**Record list**
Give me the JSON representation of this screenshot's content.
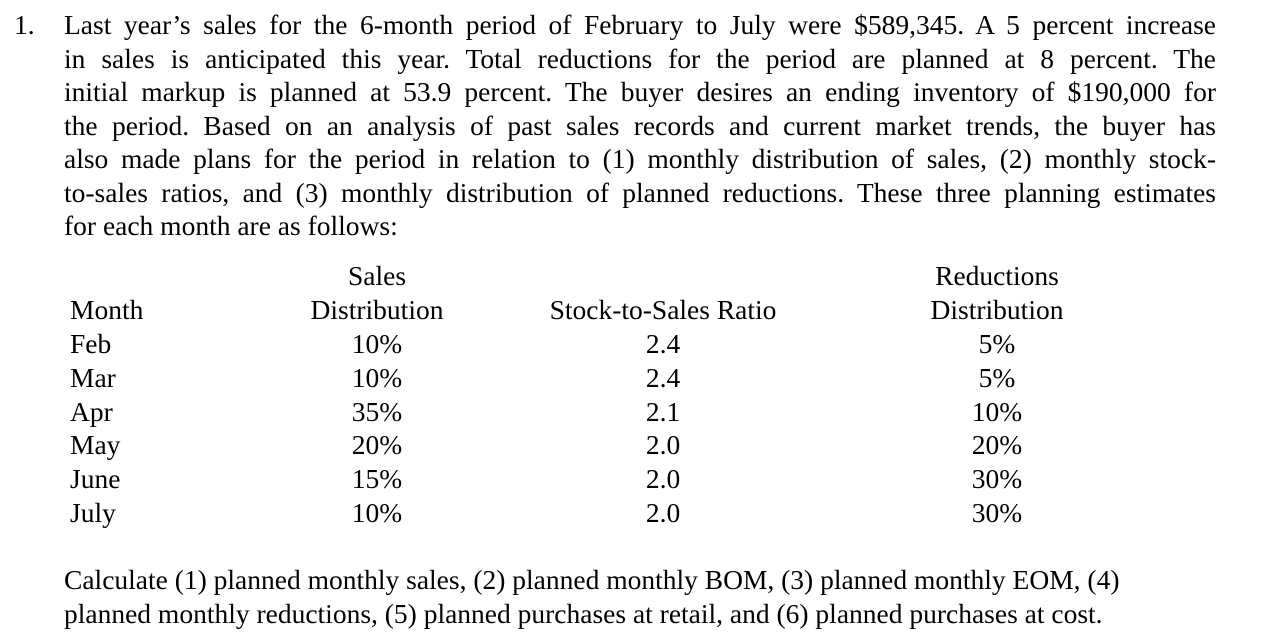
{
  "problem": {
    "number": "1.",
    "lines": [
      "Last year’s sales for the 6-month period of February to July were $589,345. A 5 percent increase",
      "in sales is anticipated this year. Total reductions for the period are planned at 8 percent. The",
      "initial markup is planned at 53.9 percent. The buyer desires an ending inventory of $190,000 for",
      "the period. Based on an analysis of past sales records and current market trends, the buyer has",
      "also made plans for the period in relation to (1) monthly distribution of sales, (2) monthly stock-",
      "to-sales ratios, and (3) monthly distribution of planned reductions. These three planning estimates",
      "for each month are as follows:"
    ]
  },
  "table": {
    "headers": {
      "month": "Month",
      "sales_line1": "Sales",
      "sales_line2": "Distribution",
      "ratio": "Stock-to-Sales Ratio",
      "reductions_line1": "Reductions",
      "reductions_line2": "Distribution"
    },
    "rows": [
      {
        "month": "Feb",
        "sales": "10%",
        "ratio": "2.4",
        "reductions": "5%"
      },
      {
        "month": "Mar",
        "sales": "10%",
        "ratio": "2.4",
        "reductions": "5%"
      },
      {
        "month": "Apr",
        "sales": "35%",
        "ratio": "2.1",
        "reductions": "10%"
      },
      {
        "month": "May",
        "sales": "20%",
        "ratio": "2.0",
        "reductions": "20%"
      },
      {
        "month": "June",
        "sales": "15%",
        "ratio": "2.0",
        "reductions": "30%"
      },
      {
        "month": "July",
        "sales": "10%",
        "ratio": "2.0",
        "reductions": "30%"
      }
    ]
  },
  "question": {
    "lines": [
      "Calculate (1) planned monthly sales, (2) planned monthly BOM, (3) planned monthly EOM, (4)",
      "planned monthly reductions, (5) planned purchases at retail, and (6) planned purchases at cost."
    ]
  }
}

==

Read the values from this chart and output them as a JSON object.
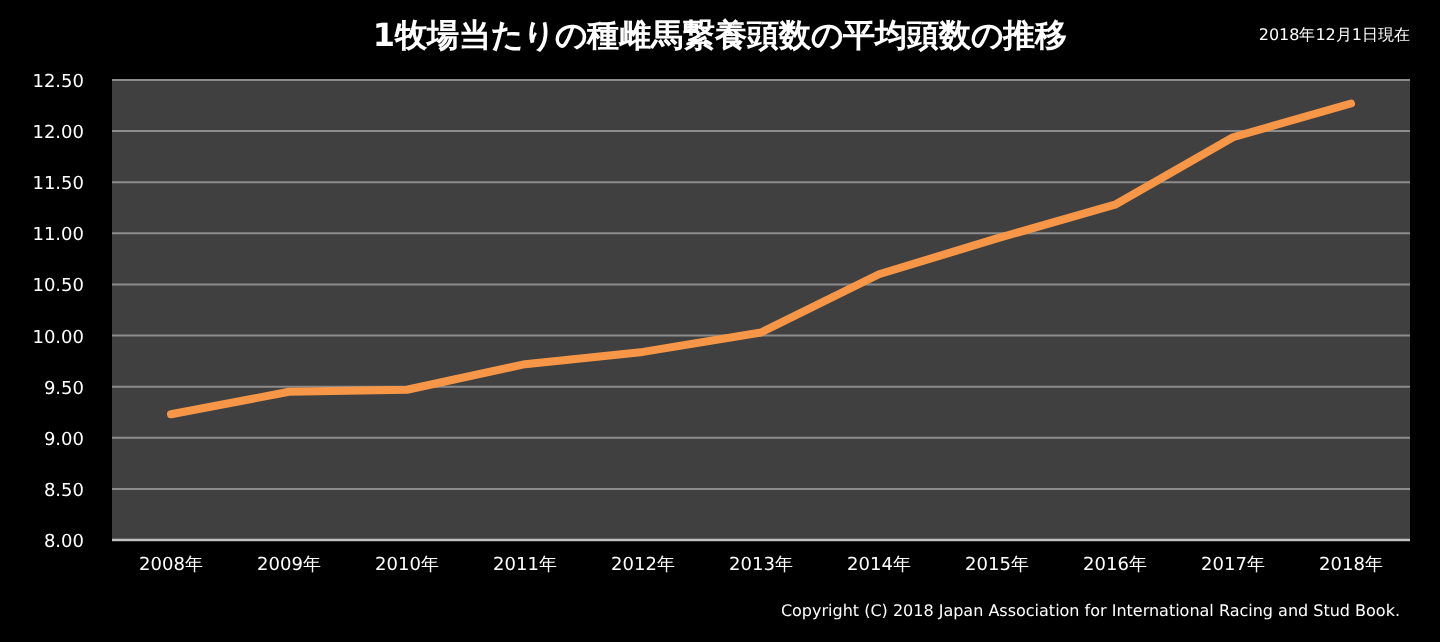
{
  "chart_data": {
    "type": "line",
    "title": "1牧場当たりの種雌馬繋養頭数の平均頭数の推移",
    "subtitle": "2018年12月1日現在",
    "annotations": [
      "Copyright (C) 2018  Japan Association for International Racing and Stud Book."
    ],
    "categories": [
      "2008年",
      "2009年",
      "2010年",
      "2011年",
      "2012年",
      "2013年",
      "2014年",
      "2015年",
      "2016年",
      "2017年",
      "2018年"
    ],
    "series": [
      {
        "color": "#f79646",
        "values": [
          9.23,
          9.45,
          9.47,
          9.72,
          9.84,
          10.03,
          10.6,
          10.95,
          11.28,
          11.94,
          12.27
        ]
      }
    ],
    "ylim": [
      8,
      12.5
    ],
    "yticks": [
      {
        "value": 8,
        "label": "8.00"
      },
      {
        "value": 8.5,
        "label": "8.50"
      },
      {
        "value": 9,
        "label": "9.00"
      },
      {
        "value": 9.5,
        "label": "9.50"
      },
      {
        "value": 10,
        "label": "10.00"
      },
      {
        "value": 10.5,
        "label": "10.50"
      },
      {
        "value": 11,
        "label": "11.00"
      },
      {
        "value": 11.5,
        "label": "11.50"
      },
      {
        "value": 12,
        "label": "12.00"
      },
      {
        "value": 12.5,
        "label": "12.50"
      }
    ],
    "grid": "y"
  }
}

...

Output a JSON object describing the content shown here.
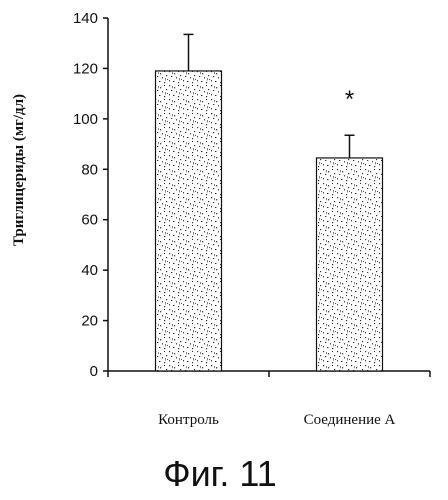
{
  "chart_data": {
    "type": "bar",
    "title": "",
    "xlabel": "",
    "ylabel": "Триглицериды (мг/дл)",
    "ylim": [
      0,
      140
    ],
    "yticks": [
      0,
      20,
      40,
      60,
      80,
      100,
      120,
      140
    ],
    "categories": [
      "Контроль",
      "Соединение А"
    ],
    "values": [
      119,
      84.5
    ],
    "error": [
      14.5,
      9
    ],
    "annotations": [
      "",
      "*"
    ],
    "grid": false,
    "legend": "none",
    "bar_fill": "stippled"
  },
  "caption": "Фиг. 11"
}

**Given instruction**
Locate each line containing the string "content" and show it.

**Solution to this exercise**
Give me the JSON representation of this screenshot's content.
Output a JSON object describing the content shown here.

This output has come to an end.